[Data shown]
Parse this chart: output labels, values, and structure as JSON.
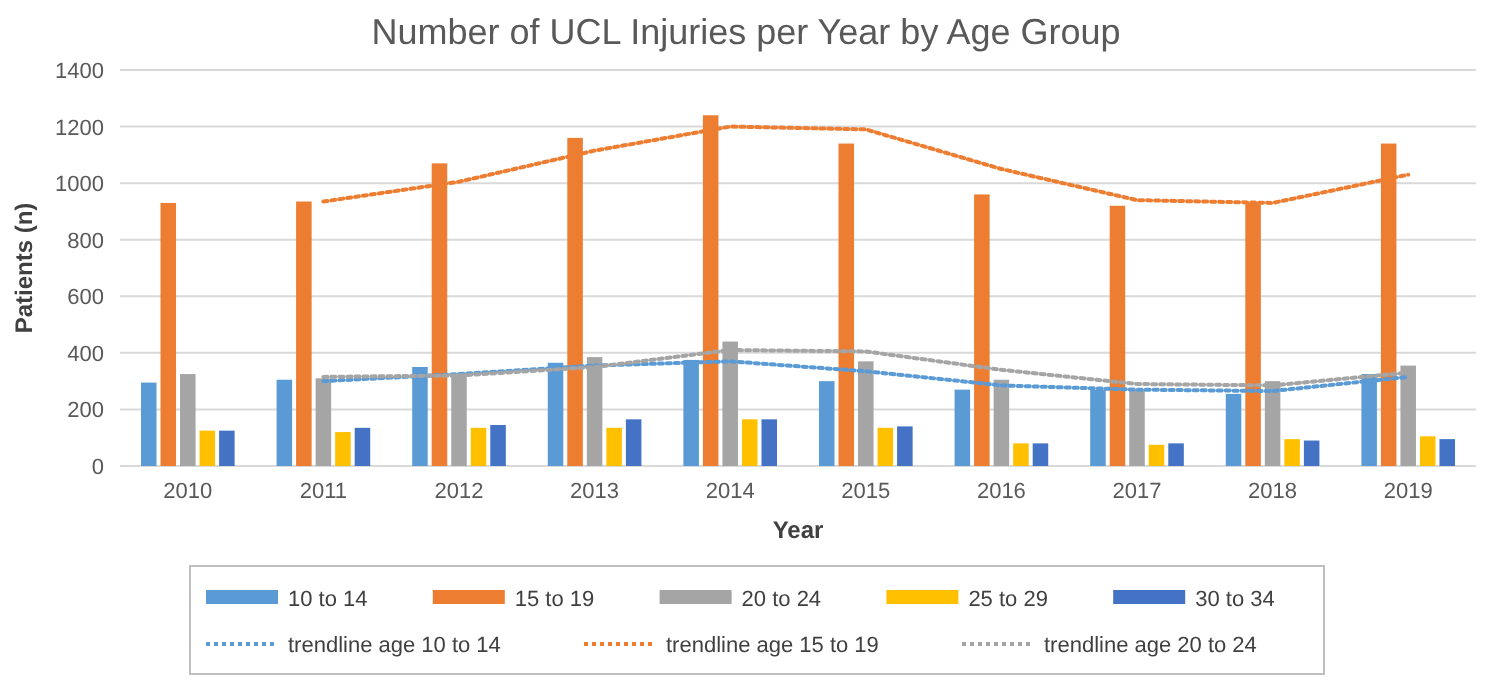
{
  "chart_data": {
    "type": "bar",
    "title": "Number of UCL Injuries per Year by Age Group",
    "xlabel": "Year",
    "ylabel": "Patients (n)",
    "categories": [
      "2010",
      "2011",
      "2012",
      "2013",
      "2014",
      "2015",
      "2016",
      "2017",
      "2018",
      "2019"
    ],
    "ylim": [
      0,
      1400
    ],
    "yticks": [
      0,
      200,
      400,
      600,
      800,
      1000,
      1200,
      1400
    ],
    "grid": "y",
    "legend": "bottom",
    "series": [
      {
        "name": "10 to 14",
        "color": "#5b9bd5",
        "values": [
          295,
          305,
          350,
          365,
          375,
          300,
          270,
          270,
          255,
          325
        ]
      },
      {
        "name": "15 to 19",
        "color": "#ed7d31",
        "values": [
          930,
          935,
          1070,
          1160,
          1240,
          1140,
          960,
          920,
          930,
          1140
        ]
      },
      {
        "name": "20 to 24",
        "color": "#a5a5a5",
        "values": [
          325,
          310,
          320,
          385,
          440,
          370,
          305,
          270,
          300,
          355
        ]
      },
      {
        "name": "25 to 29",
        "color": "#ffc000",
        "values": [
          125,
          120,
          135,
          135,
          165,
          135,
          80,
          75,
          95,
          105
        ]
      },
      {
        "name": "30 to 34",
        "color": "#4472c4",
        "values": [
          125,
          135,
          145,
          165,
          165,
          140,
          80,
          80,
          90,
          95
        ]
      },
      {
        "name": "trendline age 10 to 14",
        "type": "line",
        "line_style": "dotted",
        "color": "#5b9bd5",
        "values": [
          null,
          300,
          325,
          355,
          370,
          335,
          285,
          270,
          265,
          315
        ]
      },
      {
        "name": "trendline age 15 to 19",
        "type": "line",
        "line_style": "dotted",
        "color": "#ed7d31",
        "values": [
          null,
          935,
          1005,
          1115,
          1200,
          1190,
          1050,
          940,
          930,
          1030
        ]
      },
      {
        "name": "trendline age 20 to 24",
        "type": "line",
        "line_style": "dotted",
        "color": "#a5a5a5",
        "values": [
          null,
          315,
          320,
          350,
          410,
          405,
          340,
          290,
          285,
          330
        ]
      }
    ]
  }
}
[/Data shown]
= Task directions =
On how many lines of the data does the word "name" appear? Only the number is wanted.

= Exercise solution =
8